BRIEF:
In the listing below, find every line with the string "JSON" and pull it out.
━━ THE DATA ━━
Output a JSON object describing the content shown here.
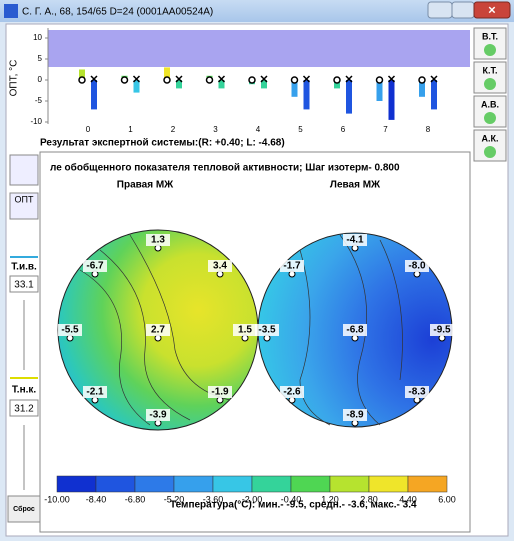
{
  "window": {
    "title": "С. Г. А., 68, 154/65 D=24 (0001AA00524A)"
  },
  "top_chart": {
    "type": "bar",
    "y_label": "ОПТ, °С",
    "ylim": [
      -10,
      12
    ],
    "yticks": [
      -10,
      -5,
      0,
      5,
      10
    ],
    "categories": [
      "0",
      "1",
      "2",
      "3",
      "4",
      "5",
      "6",
      "7",
      "8"
    ],
    "series": [
      {
        "values": [
          2.5,
          1,
          3,
          1,
          -1,
          -4,
          -2,
          -5,
          -4
        ]
      },
      {
        "values": [
          -7,
          -3,
          -2,
          -2,
          -2,
          -7,
          -8,
          -9.5,
          -7
        ]
      }
    ]
  },
  "result": "Результат экспертной системы:(R: +0.40; L: -4.68)",
  "side_buttons": [
    "В.Т.",
    "К.Т.",
    "А.В.",
    "А.К."
  ],
  "left_panel": {
    "opt": "ОПТ",
    "t_iv_label": "Т.и.в.",
    "t_iv": "33.1",
    "t_nk_label": "Т.н.к.",
    "t_nk": "31.2",
    "reset": "Сброс"
  },
  "heading": "ле обобщенного показателя тепловой активности;   Шаг изотерм- 0.800",
  "maps": [
    {
      "title": "Правая МЖ",
      "points": [
        "1.3",
        "-6.7",
        "3.4",
        "-5.5",
        "2.7",
        "1.5",
        "-2.1",
        "-1.9",
        "-3.9"
      ]
    },
    {
      "title": "Левая МЖ",
      "points": [
        "-4.1",
        "-1.7",
        "-8.0",
        "-3.5",
        "-6.8",
        "-9.5",
        "-2.6",
        "-8.3",
        "-8.9"
      ]
    }
  ],
  "colorbar": {
    "ticks": [
      "-10.00",
      "-8.40",
      "-6.80",
      "-5.20",
      "-3.60",
      "-2.00",
      "-0.40",
      "1.20",
      "2.80",
      "4.40",
      "6.00"
    ],
    "stats": "Температура(°C): мин.-   -9.5,  средн.-   -3.6,  макс.-   3.4"
  }
}
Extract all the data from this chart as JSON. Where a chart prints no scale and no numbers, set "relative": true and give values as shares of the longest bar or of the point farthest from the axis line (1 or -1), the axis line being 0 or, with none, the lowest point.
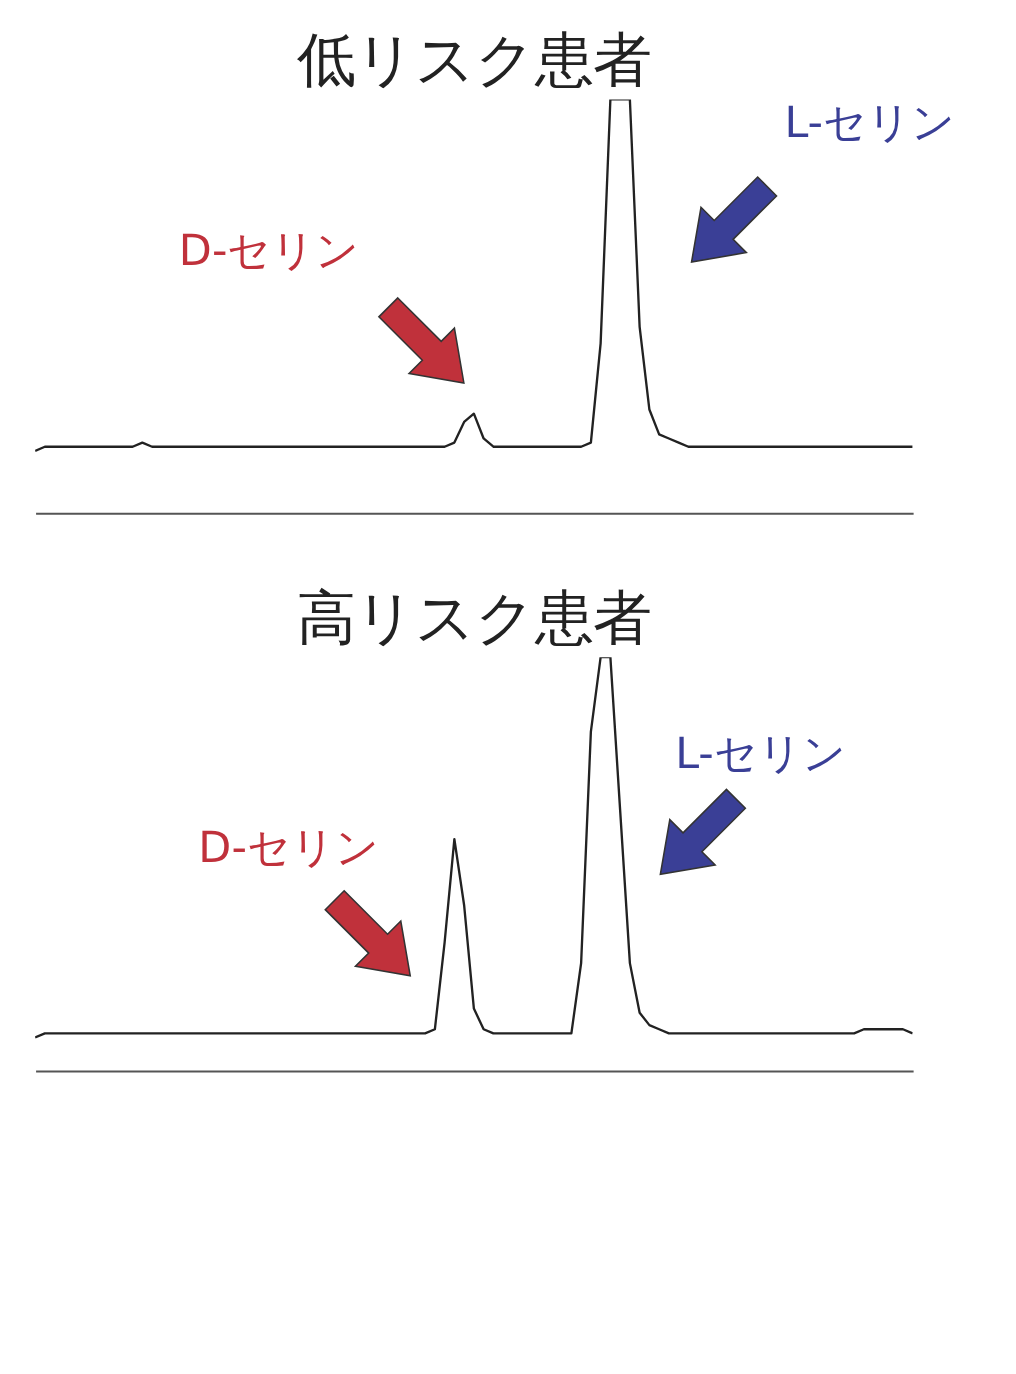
{
  "chart_data": [
    {
      "type": "line",
      "title": "低リスク患者",
      "relative": true,
      "tick_labels": false,
      "grid": false,
      "legend": false,
      "annotations": [
        "D-セリン",
        "L-セリン"
      ],
      "categories": [
        null,
        null,
        null,
        null,
        null,
        null,
        null,
        null,
        null,
        null,
        null,
        null,
        null,
        null,
        null,
        null,
        null,
        null,
        null,
        null,
        null,
        null,
        null,
        null,
        null,
        null,
        null,
        null,
        null,
        null,
        null,
        null,
        null,
        null,
        null,
        null,
        null,
        null,
        null,
        null,
        null,
        null,
        null,
        null,
        null,
        null,
        null,
        null,
        null,
        null,
        null,
        null,
        null,
        null,
        null,
        null,
        null,
        null,
        null,
        null,
        null,
        null,
        null,
        null,
        null,
        null,
        null,
        null,
        null,
        null,
        null,
        null,
        null,
        null,
        null,
        null,
        null,
        null,
        null,
        null,
        null,
        null,
        null,
        null,
        null,
        null,
        null,
        null,
        null,
        null,
        null
      ],
      "series": [
        {
          "color": "#222222",
          "values": [
            0.15,
            0.16,
            0.16,
            0.16,
            0.16,
            0.16,
            0.16,
            0.16,
            0.16,
            0.16,
            0.16,
            0.17,
            0.16,
            0.16,
            0.16,
            0.16,
            0.16,
            0.16,
            0.16,
            0.16,
            0.16,
            0.16,
            0.16,
            0.16,
            0.16,
            0.16,
            0.16,
            0.16,
            0.16,
            0.16,
            0.16,
            0.16,
            0.16,
            0.16,
            0.16,
            0.16,
            0.16,
            0.16,
            0.16,
            0.16,
            0.16,
            0.16,
            0.16,
            0.17,
            0.22,
            0.24,
            0.18,
            0.16,
            0.16,
            0.16,
            0.16,
            0.16,
            0.16,
            0.16,
            0.16,
            0.16,
            0.16,
            0.17,
            0.41,
            1,
            1,
            1,
            0.45,
            0.25,
            0.19,
            0.18,
            0.17,
            0.16,
            0.16,
            0.16,
            0.16,
            0.16,
            0.16,
            0.16,
            0.16,
            0.16,
            0.16,
            0.16,
            0.16,
            0.16,
            0.16,
            0.16,
            0.16,
            0.16,
            0.16,
            0.16,
            0.16,
            0.16,
            0.16,
            0.16,
            0.16
          ]
        }
      ]
    },
    {
      "type": "line",
      "title": "高リスク患者",
      "relative": true,
      "tick_labels": false,
      "grid": false,
      "legend": false,
      "annotations": [
        "D-セリン",
        "L-セリン"
      ],
      "categories": [
        null,
        null,
        null,
        null,
        null,
        null,
        null,
        null,
        null,
        null,
        null,
        null,
        null,
        null,
        null,
        null,
        null,
        null,
        null,
        null,
        null,
        null,
        null,
        null,
        null,
        null,
        null,
        null,
        null,
        null,
        null,
        null,
        null,
        null,
        null,
        null,
        null,
        null,
        null,
        null,
        null,
        null,
        null,
        null,
        null,
        null,
        null,
        null,
        null,
        null,
        null,
        null,
        null,
        null,
        null,
        null,
        null,
        null,
        null,
        null,
        null,
        null,
        null,
        null,
        null,
        null,
        null,
        null,
        null,
        null,
        null,
        null,
        null,
        null,
        null,
        null,
        null,
        null,
        null,
        null,
        null,
        null,
        null,
        null,
        null,
        null,
        null,
        null,
        null,
        null,
        null
      ],
      "series": [
        {
          "color": "#222222",
          "values": [
            0.08,
            0.09,
            0.09,
            0.09,
            0.09,
            0.09,
            0.09,
            0.09,
            0.09,
            0.09,
            0.09,
            0.09,
            0.09,
            0.09,
            0.09,
            0.09,
            0.09,
            0.09,
            0.09,
            0.09,
            0.09,
            0.09,
            0.09,
            0.09,
            0.09,
            0.09,
            0.09,
            0.09,
            0.09,
            0.09,
            0.09,
            0.09,
            0.09,
            0.09,
            0.09,
            0.09,
            0.09,
            0.09,
            0.09,
            0.09,
            0.09,
            0.1,
            0.31,
            0.56,
            0.4,
            0.15,
            0.1,
            0.09,
            0.09,
            0.09,
            0.09,
            0.09,
            0.09,
            0.09,
            0.09,
            0.09,
            0.26,
            0.82,
            1,
            1,
            0.63,
            0.26,
            0.14,
            0.11,
            0.1,
            0.09,
            0.09,
            0.09,
            0.09,
            0.09,
            0.09,
            0.09,
            0.09,
            0.09,
            0.09,
            0.09,
            0.09,
            0.09,
            0.09,
            0.09,
            0.09,
            0.09,
            0.09,
            0.09,
            0.09,
            0.1,
            0.1,
            0.1,
            0.1,
            0.1,
            0.09
          ]
        }
      ]
    }
  ]
}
━━━
RESPONSE TO THE TASK:
Output a JSON object describing the content shown here.
Extract all the data from this chart as JSON. Where a chart prints no scale and no numbers, set "relative": true and give values as shares of the longest bar or of the point farthest from the axis line (1 or -1), the axis line being 0 or, with none, the lowest point.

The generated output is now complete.